# WHAT IS ASKED
Present each line of the entries below that holds the word "ylabel".

Collected data entries

^^^^^^^^^^^^^^^^

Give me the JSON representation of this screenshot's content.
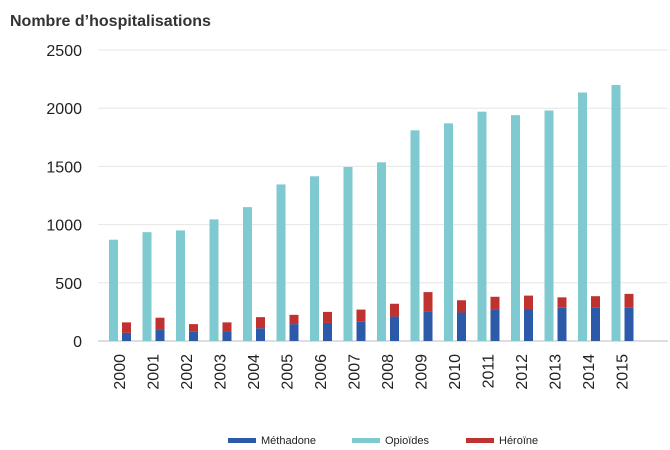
{
  "chart_data": {
    "type": "bar",
    "title": "",
    "ylabel": "Nombre d’hospitalisations",
    "xlabel": "",
    "ylim": [
      0,
      2500
    ],
    "yticks": [
      0,
      500,
      1000,
      1500,
      2000,
      2500
    ],
    "grid": "horizontal",
    "legend_position": "bottom",
    "categories": [
      "2000",
      "2001",
      "2002",
      "2003",
      "2004",
      "2005",
      "2006",
      "2007",
      "2008",
      "2009",
      "2010",
      "2011",
      "2012",
      "2013",
      "2014",
      "2015"
    ],
    "series": [
      {
        "name": "Opioïdes",
        "color": "#7fc9d0",
        "values": [
          870,
          935,
          950,
          1045,
          1150,
          1345,
          1415,
          1495,
          1535,
          1810,
          1870,
          1970,
          1940,
          1980,
          2135,
          2200
        ]
      },
      {
        "name": "Méthadone",
        "color": "#2c5aa8",
        "values": [
          70,
          95,
          80,
          85,
          110,
          145,
          155,
          165,
          210,
          250,
          245,
          270,
          275,
          285,
          290,
          285
        ]
      },
      {
        "name": "Héroïne",
        "color": "#c0322f",
        "values": [
          90,
          105,
          65,
          75,
          95,
          80,
          95,
          105,
          110,
          170,
          105,
          110,
          115,
          90,
          95,
          120
        ]
      }
    ],
    "stacked_series": [
      "Méthadone",
      "Héroïne"
    ],
    "legend_order": [
      "Méthadone",
      "Opioïdes",
      "Héroïne"
    ]
  }
}
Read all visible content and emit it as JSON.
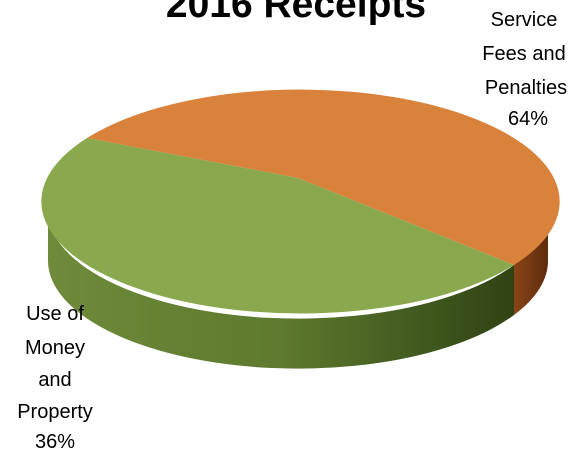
{
  "chart_data": {
    "type": "pie",
    "title": "2016 Receipts",
    "categories": [
      "Service Fees and Penalties",
      "Use of Money and Property"
    ],
    "values": [
      64,
      36
    ],
    "slices": [
      {
        "label_lines": [
          "Service",
          "Fees and",
          "Penalties"
        ],
        "percent_label": "64%",
        "color": "#D9823B",
        "side_color": "#7A3A12"
      },
      {
        "label_lines": [
          "Use of",
          "Money",
          "and",
          "Property"
        ],
        "percent_label": "36%",
        "color": "#8AA84D",
        "side_color": "#4E6A23"
      }
    ]
  }
}
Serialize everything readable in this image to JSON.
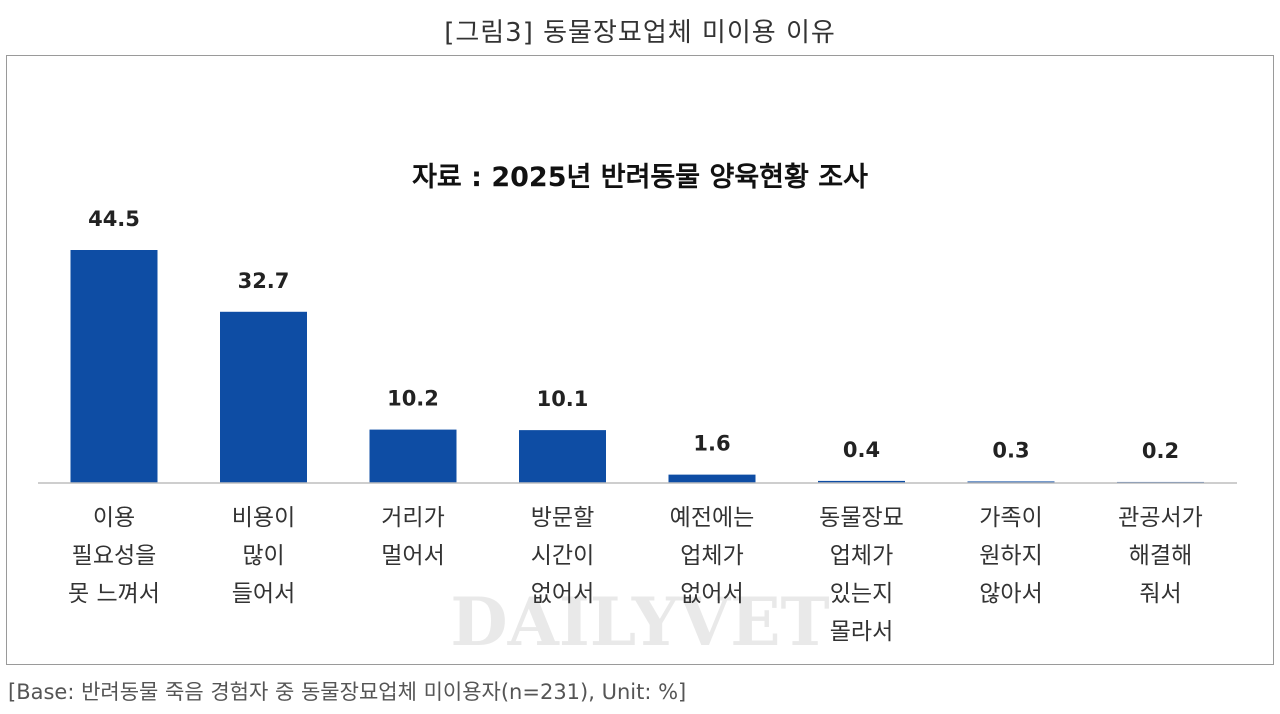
{
  "figure": {
    "title": "[그림3]  동물장묘업체  미이용  이유",
    "footnote": "[Base:  반려동물  죽음  경험자  중  동물장묘업체  미이용자(n=231),  Unit:  %]",
    "watermark": "DAILYVET"
  },
  "chart_data": {
    "type": "bar",
    "title": "자료 : 2025년 반려동물 양육현황 조사",
    "xlabel": "",
    "ylabel": "",
    "unit": "%",
    "ylim": [
      0,
      50
    ],
    "color": "#0e4da4",
    "categories": [
      [
        "이용",
        "필요성을",
        "못 느껴서"
      ],
      [
        "비용이",
        "많이",
        "들어서"
      ],
      [
        "거리가",
        "멀어서"
      ],
      [
        "방문할",
        "시간이",
        "없어서"
      ],
      [
        "예전에는",
        "업체가",
        "없어서"
      ],
      [
        "동물장묘",
        "업체가",
        "있는지",
        "몰라서"
      ],
      [
        "가족이",
        "원하지",
        "않아서"
      ],
      [
        "관공서가",
        "해결해",
        "줘서"
      ]
    ],
    "values": [
      44.5,
      32.7,
      10.2,
      10.1,
      1.6,
      0.4,
      0.3,
      0.2
    ],
    "value_labels": [
      "44.5",
      "32.7",
      "10.2",
      "10.1",
      "1.6",
      "0.4",
      "0.3",
      "0.2"
    ]
  }
}
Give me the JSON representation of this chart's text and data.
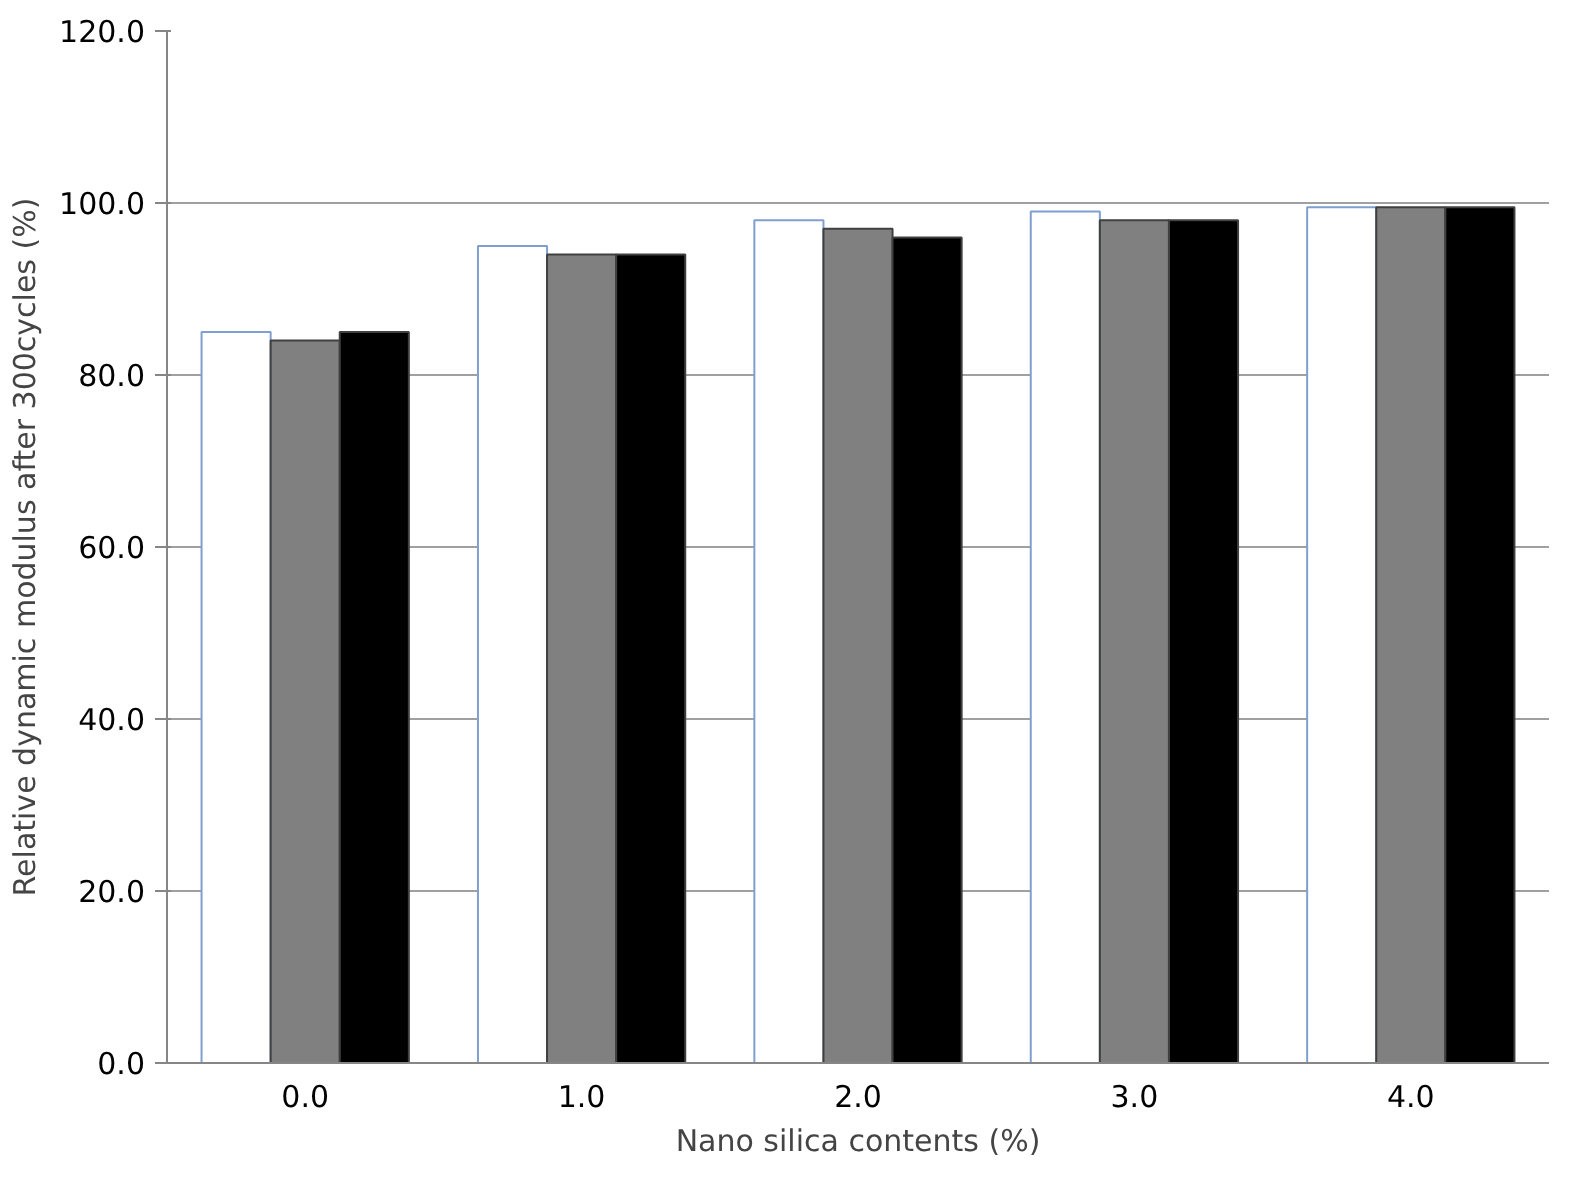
{
  "chart_data": {
    "type": "bar",
    "xlabel": "Nano silica contents (%)",
    "ylabel": "Relative dynamic modulus after 300cycles (%)",
    "categories": [
      "0.0",
      "1.0",
      "2.0",
      "3.0",
      "4.0"
    ],
    "series": [
      {
        "color": "#ffffff",
        "values": [
          85,
          95,
          98,
          99,
          99.5
        ]
      },
      {
        "color": "#808080",
        "values": [
          84,
          94,
          97,
          98,
          99.5
        ]
      },
      {
        "color": "#000000",
        "values": [
          85,
          94,
          96,
          98,
          99.5
        ]
      }
    ],
    "ylim": [
      0,
      120
    ],
    "yticks": [
      {
        "value": 0,
        "label": "0.0"
      },
      {
        "value": 20,
        "label": "20.0"
      },
      {
        "value": 40,
        "label": "40.0"
      },
      {
        "value": 60,
        "label": "60.0"
      },
      {
        "value": 80,
        "label": "80.0"
      },
      {
        "value": 100,
        "label": "100.0"
      },
      {
        "value": 120,
        "label": "120.0"
      }
    ],
    "grid": "y"
  }
}
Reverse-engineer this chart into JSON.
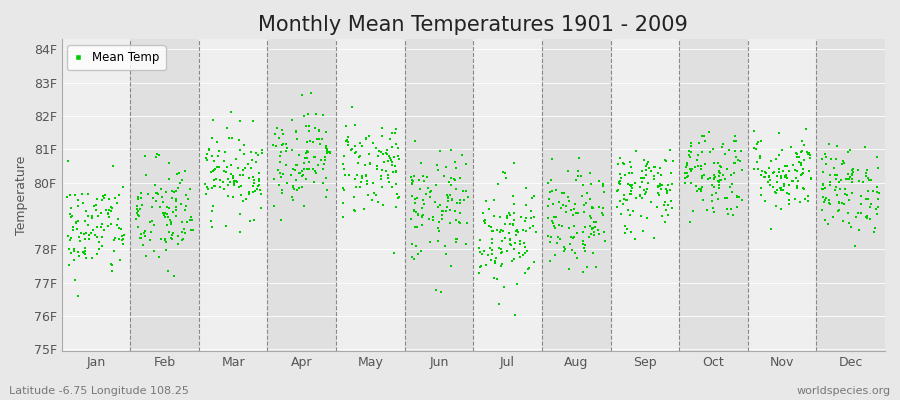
{
  "title": "Monthly Mean Temperatures 1901 - 2009",
  "ylabel": "Temperature",
  "xlabel_bottom": "Latitude -6.75 Longitude 108.25",
  "xlabel_right": "worldspecies.org",
  "legend_label": "Mean Temp",
  "dot_color": "#00CC00",
  "background_color": "#E8E8E8",
  "band_color_light": "#EFEFEF",
  "band_color_dark": "#E0E0E0",
  "ylim_low": 75,
  "ylim_high": 84.3,
  "yticks": [
    75,
    76,
    77,
    78,
    80,
    81,
    82,
    83,
    84
  ],
  "ytick_labels": [
    "75F",
    "76F",
    "77F",
    "78F",
    "80F",
    "81F",
    "82F",
    "83F",
    "84F"
  ],
  "months": [
    "Jan",
    "Feb",
    "Mar",
    "Apr",
    "May",
    "Jun",
    "Jul",
    "Aug",
    "Sep",
    "Oct",
    "Nov",
    "Dec"
  ],
  "n_years": 109,
  "seed": 42,
  "mean_temps_by_month": [
    78.6,
    79.0,
    80.3,
    80.8,
    80.5,
    79.2,
    78.5,
    78.8,
    79.8,
    80.3,
    80.3,
    79.8
  ],
  "std_temps_by_month": [
    0.75,
    0.85,
    0.65,
    0.72,
    0.75,
    0.85,
    0.85,
    0.75,
    0.65,
    0.68,
    0.6,
    0.65
  ],
  "title_fontsize": 15,
  "tick_fontsize": 9,
  "label_fontsize": 9,
  "dot_size": 2.5
}
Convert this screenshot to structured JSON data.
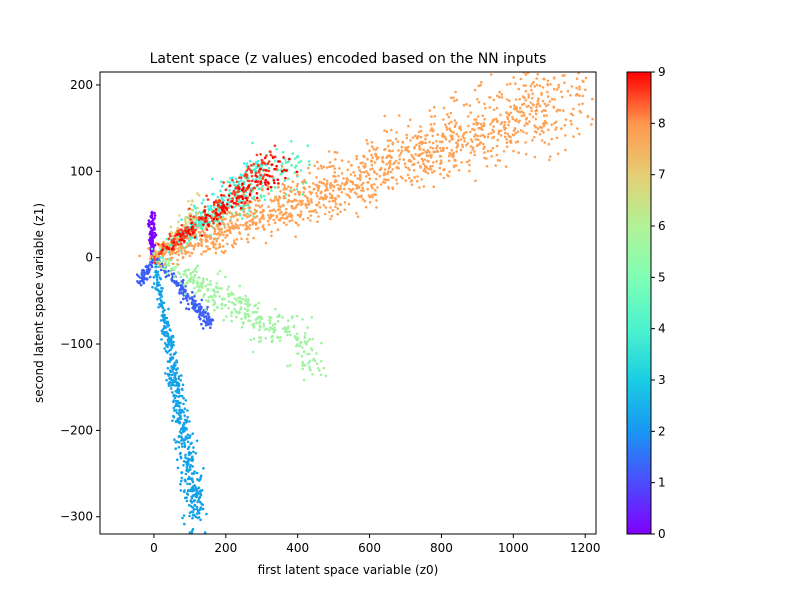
{
  "chart_data": {
    "type": "scatter",
    "title": "Latent space (z values) encoded based on the NN inputs",
    "xlabel": "first latent space variable (z0)",
    "ylabel": "second latent space variable (z1)",
    "xlim": [
      -150,
      1230
    ],
    "ylim": [
      -320,
      215
    ],
    "xticks": [
      0,
      200,
      400,
      600,
      800,
      1000,
      1200
    ],
    "yticks": [
      -300,
      -200,
      -100,
      0,
      100,
      200
    ],
    "grid": false,
    "colorbar": {
      "label": "",
      "range": [
        0,
        9
      ],
      "ticks": [
        0,
        1,
        2,
        3,
        4,
        5,
        6,
        7,
        8,
        9
      ],
      "colormap": "rainbow"
    },
    "marker_size": 2,
    "clusters": [
      {
        "label": 0,
        "color": "#8000ff",
        "description_points": [
          [
            -5,
            0
          ],
          [
            -5,
            40
          ]
        ],
        "spread": [
          4,
          8
        ]
      },
      {
        "label": 1,
        "color": "#3b5ef8",
        "direction_points": [
          [
            0,
            0
          ],
          [
            160,
            -75
          ],
          [
            -40,
            -35
          ]
        ],
        "spread": [
          6,
          4
        ]
      },
      {
        "label": 2,
        "color": "#13a2e8",
        "direction_points": [
          [
            0,
            0
          ],
          [
            120,
            -300
          ]
        ],
        "spread": [
          10,
          12
        ]
      },
      {
        "label": 3,
        "color": "#3ef5e0",
        "direction_points": [
          [
            0,
            0
          ],
          [
            300,
            100
          ]
        ],
        "spread": [
          10,
          10
        ]
      },
      {
        "label": 4,
        "color": "#5cf2b8",
        "direction_points": [
          [
            0,
            0
          ],
          [
            420,
            115
          ]
        ],
        "spread": [
          12,
          12
        ]
      },
      {
        "label": 5,
        "color": "#a0f3a0",
        "direction_points": [
          [
            0,
            0
          ],
          [
            450,
            -110
          ]
        ],
        "spread": [
          14,
          12
        ]
      },
      {
        "label": 6,
        "color": "#d9d67b",
        "direction_points": [
          [
            0,
            0
          ],
          [
            120,
            60
          ]
        ],
        "spread": [
          6,
          6
        ]
      },
      {
        "label": 7,
        "color": "#ffa256",
        "direction_points": [
          [
            0,
            0
          ],
          [
            1170,
            190
          ]
        ],
        "spread": [
          40,
          18
        ]
      },
      {
        "label": 8,
        "color": "#ff3c1e",
        "direction_points": [
          [
            0,
            0
          ],
          [
            330,
            110
          ]
        ],
        "spread": [
          8,
          10
        ]
      },
      {
        "label": 9,
        "color": "#ff0000",
        "direction_points": [
          [
            0,
            0
          ],
          [
            380,
            110
          ]
        ],
        "spread": [
          8,
          8
        ]
      }
    ]
  }
}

^^^^^^^^^^^^^^^^

# FINISHED ANSWER
    "ylabel": "Nombre d’hospitalisations",
    "ylabel": "",
    "ylabel": "Relative dynamic modulus after 300cycles (%)",
  "ylabel": "Temperature",
    "ylabel": "second latent space variable (z1)",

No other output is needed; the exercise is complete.